* _Exercise input_
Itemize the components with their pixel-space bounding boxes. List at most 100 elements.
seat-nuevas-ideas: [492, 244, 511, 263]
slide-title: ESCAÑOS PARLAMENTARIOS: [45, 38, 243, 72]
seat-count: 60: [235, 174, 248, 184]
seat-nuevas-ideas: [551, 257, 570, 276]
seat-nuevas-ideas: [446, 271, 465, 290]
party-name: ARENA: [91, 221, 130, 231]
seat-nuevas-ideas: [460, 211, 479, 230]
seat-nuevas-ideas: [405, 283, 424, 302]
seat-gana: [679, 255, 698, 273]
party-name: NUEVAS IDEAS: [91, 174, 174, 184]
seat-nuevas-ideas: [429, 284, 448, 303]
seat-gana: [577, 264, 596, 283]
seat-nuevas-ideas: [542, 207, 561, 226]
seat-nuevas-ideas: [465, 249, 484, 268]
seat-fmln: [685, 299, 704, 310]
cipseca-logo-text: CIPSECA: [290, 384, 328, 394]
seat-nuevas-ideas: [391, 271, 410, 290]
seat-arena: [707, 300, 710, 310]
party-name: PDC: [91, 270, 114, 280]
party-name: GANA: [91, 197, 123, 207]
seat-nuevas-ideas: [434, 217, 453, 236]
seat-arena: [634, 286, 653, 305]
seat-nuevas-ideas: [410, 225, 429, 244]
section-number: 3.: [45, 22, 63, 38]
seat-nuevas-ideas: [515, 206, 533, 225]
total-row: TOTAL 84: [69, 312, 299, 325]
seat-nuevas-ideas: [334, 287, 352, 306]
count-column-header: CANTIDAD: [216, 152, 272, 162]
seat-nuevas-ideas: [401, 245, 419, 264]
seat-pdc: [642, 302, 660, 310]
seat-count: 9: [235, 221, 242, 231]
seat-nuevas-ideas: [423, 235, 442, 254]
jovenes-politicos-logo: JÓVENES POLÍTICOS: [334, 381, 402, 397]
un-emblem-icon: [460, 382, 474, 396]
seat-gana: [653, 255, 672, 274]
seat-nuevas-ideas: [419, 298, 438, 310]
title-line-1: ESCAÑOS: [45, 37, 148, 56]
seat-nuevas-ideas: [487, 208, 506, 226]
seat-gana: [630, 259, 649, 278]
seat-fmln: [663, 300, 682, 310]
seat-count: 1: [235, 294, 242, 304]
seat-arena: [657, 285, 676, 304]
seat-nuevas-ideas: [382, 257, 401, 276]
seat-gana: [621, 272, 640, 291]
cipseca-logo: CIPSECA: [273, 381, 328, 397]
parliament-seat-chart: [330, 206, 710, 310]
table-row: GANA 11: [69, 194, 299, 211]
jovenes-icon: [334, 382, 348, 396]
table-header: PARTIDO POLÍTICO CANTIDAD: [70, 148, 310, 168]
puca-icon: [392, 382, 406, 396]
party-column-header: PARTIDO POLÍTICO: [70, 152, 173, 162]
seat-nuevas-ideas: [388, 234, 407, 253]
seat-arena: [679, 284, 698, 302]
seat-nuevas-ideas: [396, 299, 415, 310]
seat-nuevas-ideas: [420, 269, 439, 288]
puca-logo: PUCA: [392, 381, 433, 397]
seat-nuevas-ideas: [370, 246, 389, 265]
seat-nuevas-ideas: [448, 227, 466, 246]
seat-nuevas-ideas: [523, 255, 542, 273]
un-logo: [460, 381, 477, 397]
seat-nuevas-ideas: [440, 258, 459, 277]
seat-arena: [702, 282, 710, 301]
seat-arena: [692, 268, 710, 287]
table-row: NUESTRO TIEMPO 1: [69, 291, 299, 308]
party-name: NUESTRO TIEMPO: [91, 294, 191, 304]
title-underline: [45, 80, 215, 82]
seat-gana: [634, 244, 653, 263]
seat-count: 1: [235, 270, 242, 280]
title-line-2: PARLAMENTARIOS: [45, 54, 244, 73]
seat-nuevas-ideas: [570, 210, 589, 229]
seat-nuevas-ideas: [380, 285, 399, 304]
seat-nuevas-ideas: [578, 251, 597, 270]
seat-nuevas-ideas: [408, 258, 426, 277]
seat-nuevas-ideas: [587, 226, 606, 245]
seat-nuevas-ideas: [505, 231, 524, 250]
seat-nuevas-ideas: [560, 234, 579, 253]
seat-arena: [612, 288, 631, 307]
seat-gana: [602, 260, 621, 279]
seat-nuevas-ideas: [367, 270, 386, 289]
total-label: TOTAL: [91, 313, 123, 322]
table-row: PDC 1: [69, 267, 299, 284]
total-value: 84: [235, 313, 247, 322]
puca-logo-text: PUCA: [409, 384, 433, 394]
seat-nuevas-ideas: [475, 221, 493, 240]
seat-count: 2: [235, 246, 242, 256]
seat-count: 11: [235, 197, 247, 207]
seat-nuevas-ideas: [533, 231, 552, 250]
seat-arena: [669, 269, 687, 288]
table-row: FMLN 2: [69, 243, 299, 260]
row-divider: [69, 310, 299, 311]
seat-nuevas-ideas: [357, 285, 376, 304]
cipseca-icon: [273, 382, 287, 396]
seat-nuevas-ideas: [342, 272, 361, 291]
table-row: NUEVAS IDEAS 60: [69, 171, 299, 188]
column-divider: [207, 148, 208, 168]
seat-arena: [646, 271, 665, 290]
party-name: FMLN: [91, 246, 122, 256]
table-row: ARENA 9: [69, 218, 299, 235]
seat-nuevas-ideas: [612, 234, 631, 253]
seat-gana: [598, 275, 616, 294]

* _Directions_
Return every line of the records above unchanged, in the same order.

* _Finished answer_
Itemize the components with their pixel-space bounding boxes. List at most 100 elements.
seat-nuevas-ideas: [492, 244, 511, 263]
slide-title: ESCAÑOS PARLAMENTARIOS: [45, 38, 243, 72]
seat-count: 60: [235, 174, 248, 184]
seat-nuevas-ideas: [551, 257, 570, 276]
seat-nuevas-ideas: [446, 271, 465, 290]
party-name: ARENA: [91, 221, 130, 231]
seat-nuevas-ideas: [460, 211, 479, 230]
seat-nuevas-ideas: [405, 283, 424, 302]
seat-gana: [679, 255, 698, 273]
party-name: NUEVAS IDEAS: [91, 174, 174, 184]
seat-nuevas-ideas: [429, 284, 448, 303]
seat-gana: [577, 264, 596, 283]
seat-nuevas-ideas: [542, 207, 561, 226]
seat-nuevas-ideas: [465, 249, 484, 268]
seat-fmln: [685, 299, 704, 310]
cipseca-logo-text: CIPSECA: [290, 384, 328, 394]
seat-nuevas-ideas: [391, 271, 410, 290]
seat-arena: [707, 300, 710, 310]
party-name: PDC: [91, 270, 114, 280]
party-name: GANA: [91, 197, 123, 207]
seat-nuevas-ideas: [434, 217, 453, 236]
seat-arena: [634, 286, 653, 305]
seat-nuevas-ideas: [410, 225, 429, 244]
section-number: 3.: [45, 22, 63, 38]
seat-nuevas-ideas: [515, 206, 533, 225]
total-row: TOTAL 84: [69, 312, 299, 325]
seat-nuevas-ideas: [334, 287, 352, 306]
count-column-header: CANTIDAD: [216, 152, 272, 162]
seat-nuevas-ideas: [401, 245, 419, 264]
seat-pdc: [642, 302, 660, 310]
seat-count: 9: [235, 221, 242, 231]
seat-nuevas-ideas: [423, 235, 442, 254]
jovenes-politicos-logo: JÓVENES POLÍTICOS: [334, 381, 402, 397]
un-emblem-icon: [460, 382, 474, 396]
seat-gana: [653, 255, 672, 274]
seat-nuevas-ideas: [419, 298, 438, 310]
title-line-1: ESCAÑOS: [45, 37, 148, 56]
seat-nuevas-ideas: [487, 208, 506, 226]
seat-gana: [630, 259, 649, 278]
seat-fmln: [663, 300, 682, 310]
seat-count: 1: [235, 294, 242, 304]
seat-arena: [657, 285, 676, 304]
seat-nuevas-ideas: [382, 257, 401, 276]
seat-gana: [621, 272, 640, 291]
cipseca-logo: CIPSECA: [273, 381, 328, 397]
parliament-seat-chart: [330, 206, 710, 310]
table-row: GANA 11: [69, 194, 299, 211]
jovenes-icon: [334, 382, 348, 396]
table-header: PARTIDO POLÍTICO CANTIDAD: [70, 148, 310, 168]
puca-icon: [392, 382, 406, 396]
party-column-header: PARTIDO POLÍTICO: [70, 152, 173, 162]
seat-nuevas-ideas: [388, 234, 407, 253]
seat-arena: [679, 284, 698, 302]
seat-nuevas-ideas: [396, 299, 415, 310]
seat-nuevas-ideas: [420, 269, 439, 288]
puca-logo: PUCA: [392, 381, 433, 397]
seat-nuevas-ideas: [370, 246, 389, 265]
seat-nuevas-ideas: [448, 227, 466, 246]
seat-nuevas-ideas: [523, 255, 542, 273]
un-logo: [460, 381, 477, 397]
seat-nuevas-ideas: [440, 258, 459, 277]
seat-arena: [702, 282, 710, 301]
seat-arena: [692, 268, 710, 287]
table-row: NUESTRO TIEMPO 1: [69, 291, 299, 308]
party-name: NUESTRO TIEMPO: [91, 294, 191, 304]
title-underline: [45, 80, 215, 82]
seat-gana: [634, 244, 653, 263]
seat-count: 1: [235, 270, 242, 280]
title-line-2: PARLAMENTARIOS: [45, 54, 244, 73]
seat-nuevas-ideas: [570, 210, 589, 229]
seat-nuevas-ideas: [380, 285, 399, 304]
seat-nuevas-ideas: [578, 251, 597, 270]
seat-nuevas-ideas: [408, 258, 426, 277]
seat-nuevas-ideas: [587, 226, 606, 245]
seat-nuevas-ideas: [505, 231, 524, 250]
seat-nuevas-ideas: [560, 234, 579, 253]
seat-arena: [612, 288, 631, 307]
seat-gana: [602, 260, 621, 279]
seat-nuevas-ideas: [367, 270, 386, 289]
total-label: TOTAL: [91, 313, 123, 322]
table-row: PDC 1: [69, 267, 299, 284]
total-value: 84: [235, 313, 247, 322]
puca-logo-text: PUCA: [409, 384, 433, 394]
seat-nuevas-ideas: [475, 221, 493, 240]
seat-count: 2: [235, 246, 242, 256]
seat-count: 11: [235, 197, 247, 207]
seat-nuevas-ideas: [533, 231, 552, 250]
seat-arena: [669, 269, 687, 288]
table-row: FMLN 2: [69, 243, 299, 260]
row-divider: [69, 310, 299, 311]
seat-nuevas-ideas: [357, 285, 376, 304]
cipseca-icon: [273, 382, 287, 396]
seat-nuevas-ideas: [342, 272, 361, 291]
table-row: NUEVAS IDEAS 60: [69, 171, 299, 188]
column-divider: [207, 148, 208, 168]
seat-arena: [646, 271, 665, 290]
party-name: FMLN: [91, 246, 122, 256]
table-row: ARENA 9: [69, 218, 299, 235]
seat-nuevas-ideas: [612, 234, 631, 253]
seat-gana: [598, 275, 616, 294]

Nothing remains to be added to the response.